_Your goal_
Extract each line of the data and write it out again exactly.

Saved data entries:
+ + +

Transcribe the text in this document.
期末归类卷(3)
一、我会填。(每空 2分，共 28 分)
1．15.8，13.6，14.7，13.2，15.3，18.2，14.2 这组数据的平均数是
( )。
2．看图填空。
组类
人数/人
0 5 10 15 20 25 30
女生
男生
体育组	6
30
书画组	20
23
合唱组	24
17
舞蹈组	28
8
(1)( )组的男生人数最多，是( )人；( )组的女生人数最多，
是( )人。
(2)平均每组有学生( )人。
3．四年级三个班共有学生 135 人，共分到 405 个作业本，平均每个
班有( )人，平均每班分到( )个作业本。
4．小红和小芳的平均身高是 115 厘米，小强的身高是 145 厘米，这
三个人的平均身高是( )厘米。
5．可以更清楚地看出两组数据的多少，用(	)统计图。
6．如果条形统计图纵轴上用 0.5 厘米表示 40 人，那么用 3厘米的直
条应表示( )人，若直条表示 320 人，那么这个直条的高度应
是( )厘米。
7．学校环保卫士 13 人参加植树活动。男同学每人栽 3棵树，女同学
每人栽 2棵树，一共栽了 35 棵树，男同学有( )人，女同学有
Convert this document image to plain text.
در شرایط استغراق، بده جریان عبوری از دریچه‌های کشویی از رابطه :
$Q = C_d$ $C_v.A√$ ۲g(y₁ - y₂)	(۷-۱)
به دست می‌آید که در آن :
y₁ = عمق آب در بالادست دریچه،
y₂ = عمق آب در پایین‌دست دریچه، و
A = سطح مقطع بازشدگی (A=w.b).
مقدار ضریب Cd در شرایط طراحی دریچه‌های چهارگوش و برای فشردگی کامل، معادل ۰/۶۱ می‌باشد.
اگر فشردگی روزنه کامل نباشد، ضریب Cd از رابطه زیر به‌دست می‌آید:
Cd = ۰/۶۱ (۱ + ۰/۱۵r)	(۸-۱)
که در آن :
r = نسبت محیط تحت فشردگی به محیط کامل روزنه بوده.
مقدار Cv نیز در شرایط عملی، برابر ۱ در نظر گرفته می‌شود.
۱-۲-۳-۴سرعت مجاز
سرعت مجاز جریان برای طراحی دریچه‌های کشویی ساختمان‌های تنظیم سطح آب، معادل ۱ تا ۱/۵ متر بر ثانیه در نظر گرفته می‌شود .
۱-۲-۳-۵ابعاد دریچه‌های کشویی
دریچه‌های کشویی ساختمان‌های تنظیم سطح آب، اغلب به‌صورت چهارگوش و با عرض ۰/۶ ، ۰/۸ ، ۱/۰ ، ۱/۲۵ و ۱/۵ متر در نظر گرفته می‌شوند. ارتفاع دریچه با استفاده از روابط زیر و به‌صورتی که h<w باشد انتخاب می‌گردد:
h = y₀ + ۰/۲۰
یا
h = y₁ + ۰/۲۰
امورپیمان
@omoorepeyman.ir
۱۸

+ + +

_Expected answer_
Transcribe the text in this document.
期末归类卷(3)
一、我会填。(每空 2分，共 28 分)
1．15.8，13.6，14.7，13.2，15.3，18.2，14.2 这组数据的平均数是
( )。
2．看图填空。
组类
人数/人
0 5 10 15 20 25 30
女生
男生
体育组	6
30
书画组	20
23
合唱组	24
17
舞蹈组	28
8
(1)( )组的男生人数最多，是( )人；( )组的女生人数最多，
是( )人。
(2)平均每组有学生( )人。
3．四年级三个班共有学生 135 人，共分到 405 个作业本，平均每个
班有( )人，平均每班分到( )个作业本。
4．小红和小芳的平均身高是 115 厘米，小强的身高是 145 厘米，这
三个人的平均身高是( )厘米。
5．可以更清楚地看出两组数据的多少，用(	)统计图。
6．如果条形统计图纵轴上用 0.5 厘米表示 40 人，那么用 3厘米的直
条应表示( )人，若直条表示 320 人，那么这个直条的高度应
是( )厘米。
7．学校环保卫士 13 人参加植树活动。男同学每人栽 3棵树，女同学
每人栽 2棵树，一共栽了 35 棵树，男同学有( )人，女同学有
Convert this document image to plain text.
در شرایط استغراق، بده جریان عبوری از دریچه‌های کشویی از رابطه :
$Q = C_d$ $C_v.A√$ ۲g(y₁ - y₂)	(۷-۱)
به دست می‌آید که در آن :
y₁ = عمق آب در بالادست دریچه،
y₂ = عمق آب در پایین‌دست دریچه، و
A = سطح مقطع بازشدگی (A=w.b).
مقدار ضریب Cd در شرایط طراحی دریچه‌های چهارگوش و برای فشردگی کامل، معادل ۰/۶۱ می‌باشد.
اگر فشردگی روزنه کامل نباشد، ضریب Cd از رابطه زیر به‌دست می‌آید:
Cd = ۰/۶۱ (۱ + ۰/۱۵r)	(۸-۱)
که در آن :
r = نسبت محیط تحت فشردگی به محیط کامل روزنه بوده.
مقدار Cv نیز در شرایط عملی، برابر ۱ در نظر گرفته می‌شود.
۱-۲-۳-۴سرعت مجاز
سرعت مجاز جریان برای طراحی دریچه‌های کشویی ساختمان‌های تنظیم سطح آب، معادل ۱ تا ۱/۵ متر بر ثانیه در نظر گرفته می‌شود .
۱-۲-۳-۵ابعاد دریچه‌های کشویی
دریچه‌های کشویی ساختمان‌های تنظیم سطح آب، اغلب به‌صورت چهارگوش و با عرض ۰/۶ ، ۰/۸ ، ۱/۰ ، ۱/۲۵ و ۱/۵ متر در نظر گرفته می‌شوند. ارتفاع دریچه با استفاده از روابط زیر و به‌صورتی که h<w باشد انتخاب می‌گردد:
h = y₀ + ۰/۲۰
یا
h = y₁ + ۰/۲۰
امورپیمان
@omoorepeyman.ir
۱۸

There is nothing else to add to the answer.